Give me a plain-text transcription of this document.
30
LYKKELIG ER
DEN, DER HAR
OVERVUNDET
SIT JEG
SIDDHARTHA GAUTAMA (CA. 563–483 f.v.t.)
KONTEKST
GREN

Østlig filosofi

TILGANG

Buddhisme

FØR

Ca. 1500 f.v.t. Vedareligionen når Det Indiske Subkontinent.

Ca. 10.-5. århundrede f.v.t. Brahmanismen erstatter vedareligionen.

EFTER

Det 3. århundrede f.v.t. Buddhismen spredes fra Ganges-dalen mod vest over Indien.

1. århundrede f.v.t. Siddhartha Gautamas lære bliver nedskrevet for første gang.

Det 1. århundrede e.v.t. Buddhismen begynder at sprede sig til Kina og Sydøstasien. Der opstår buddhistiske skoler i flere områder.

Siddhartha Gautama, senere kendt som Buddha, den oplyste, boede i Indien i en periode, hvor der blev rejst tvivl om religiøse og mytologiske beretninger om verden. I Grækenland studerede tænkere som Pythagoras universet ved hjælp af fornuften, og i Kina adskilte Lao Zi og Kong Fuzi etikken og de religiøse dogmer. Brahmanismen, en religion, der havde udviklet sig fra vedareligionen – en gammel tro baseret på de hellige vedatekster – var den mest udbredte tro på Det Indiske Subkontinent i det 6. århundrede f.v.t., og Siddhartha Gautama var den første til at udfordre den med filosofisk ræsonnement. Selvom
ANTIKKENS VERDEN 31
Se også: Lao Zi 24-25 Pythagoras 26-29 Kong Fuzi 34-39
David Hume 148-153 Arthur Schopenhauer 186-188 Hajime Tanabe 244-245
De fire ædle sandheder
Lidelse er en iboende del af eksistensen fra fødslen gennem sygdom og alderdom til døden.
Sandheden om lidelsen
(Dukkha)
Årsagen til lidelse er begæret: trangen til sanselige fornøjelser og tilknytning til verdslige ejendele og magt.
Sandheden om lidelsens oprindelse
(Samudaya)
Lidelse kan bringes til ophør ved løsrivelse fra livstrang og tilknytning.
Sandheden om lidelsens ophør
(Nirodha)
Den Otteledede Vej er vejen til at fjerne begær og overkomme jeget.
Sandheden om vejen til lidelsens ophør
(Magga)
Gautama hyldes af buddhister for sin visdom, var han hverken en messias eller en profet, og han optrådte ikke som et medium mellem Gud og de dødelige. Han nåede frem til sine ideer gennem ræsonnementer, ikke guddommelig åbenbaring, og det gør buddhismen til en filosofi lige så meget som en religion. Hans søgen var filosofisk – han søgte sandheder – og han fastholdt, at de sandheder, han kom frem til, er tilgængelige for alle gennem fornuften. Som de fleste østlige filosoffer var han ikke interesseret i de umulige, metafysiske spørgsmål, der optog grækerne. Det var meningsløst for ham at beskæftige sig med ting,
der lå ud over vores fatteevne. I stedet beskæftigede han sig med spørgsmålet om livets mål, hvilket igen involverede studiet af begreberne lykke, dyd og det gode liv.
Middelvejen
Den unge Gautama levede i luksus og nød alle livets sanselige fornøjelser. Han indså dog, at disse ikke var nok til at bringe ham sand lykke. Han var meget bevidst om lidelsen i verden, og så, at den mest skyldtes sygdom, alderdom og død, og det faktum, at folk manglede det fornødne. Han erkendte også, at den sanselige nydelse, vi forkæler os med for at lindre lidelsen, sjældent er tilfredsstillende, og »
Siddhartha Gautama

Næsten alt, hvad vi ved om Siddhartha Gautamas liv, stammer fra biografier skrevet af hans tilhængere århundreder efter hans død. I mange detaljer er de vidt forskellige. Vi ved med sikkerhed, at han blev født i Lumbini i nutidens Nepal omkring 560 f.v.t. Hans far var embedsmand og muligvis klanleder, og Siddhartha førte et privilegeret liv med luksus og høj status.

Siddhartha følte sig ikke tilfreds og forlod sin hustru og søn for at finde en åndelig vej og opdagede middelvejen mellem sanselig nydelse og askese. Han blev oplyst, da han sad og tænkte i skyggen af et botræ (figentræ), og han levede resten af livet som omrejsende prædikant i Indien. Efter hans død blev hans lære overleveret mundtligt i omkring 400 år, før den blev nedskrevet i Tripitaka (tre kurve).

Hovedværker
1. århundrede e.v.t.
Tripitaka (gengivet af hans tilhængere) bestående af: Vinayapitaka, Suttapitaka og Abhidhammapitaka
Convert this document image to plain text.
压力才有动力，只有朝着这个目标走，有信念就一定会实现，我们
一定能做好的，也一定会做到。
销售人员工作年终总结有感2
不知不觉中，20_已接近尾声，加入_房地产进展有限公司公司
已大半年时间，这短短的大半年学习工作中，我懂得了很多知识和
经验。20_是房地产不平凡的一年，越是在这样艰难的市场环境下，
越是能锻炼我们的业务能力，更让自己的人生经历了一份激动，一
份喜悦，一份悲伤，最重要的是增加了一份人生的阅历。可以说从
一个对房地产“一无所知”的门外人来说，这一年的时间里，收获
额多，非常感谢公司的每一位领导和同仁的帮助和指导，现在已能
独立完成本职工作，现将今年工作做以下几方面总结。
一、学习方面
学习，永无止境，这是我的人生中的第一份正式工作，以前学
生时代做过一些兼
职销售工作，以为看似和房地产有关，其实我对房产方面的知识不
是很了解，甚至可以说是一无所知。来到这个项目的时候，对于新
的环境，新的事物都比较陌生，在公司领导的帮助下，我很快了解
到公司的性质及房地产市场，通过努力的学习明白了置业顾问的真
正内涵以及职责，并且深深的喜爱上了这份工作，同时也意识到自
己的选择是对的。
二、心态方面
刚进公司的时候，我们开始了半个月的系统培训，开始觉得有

* * * * * * *

# DESCRIPTION OF THE TASK
Where a line holds the string "Gautamas", copy that line.

# EXPECTED ANSWER
1. århundrede f.v.t. Siddhartha Gautamas lære bliver nedskrevet for første gang.
Næsten alt, hvad vi ved om Siddhartha Gautamas liv, stammer fra biografier skrevet af hans tilhængere århundreder efter hans død. I mange detaljer er de vidt forskellige. Vi ved med sikkerhed, at han blev født i Lumbini i nutidens Nepal omkring 560 f.v.t. Hans far var embedsmand og muligvis klanleder, og Siddhartha førte et privilegeret liv med luksus og høj status.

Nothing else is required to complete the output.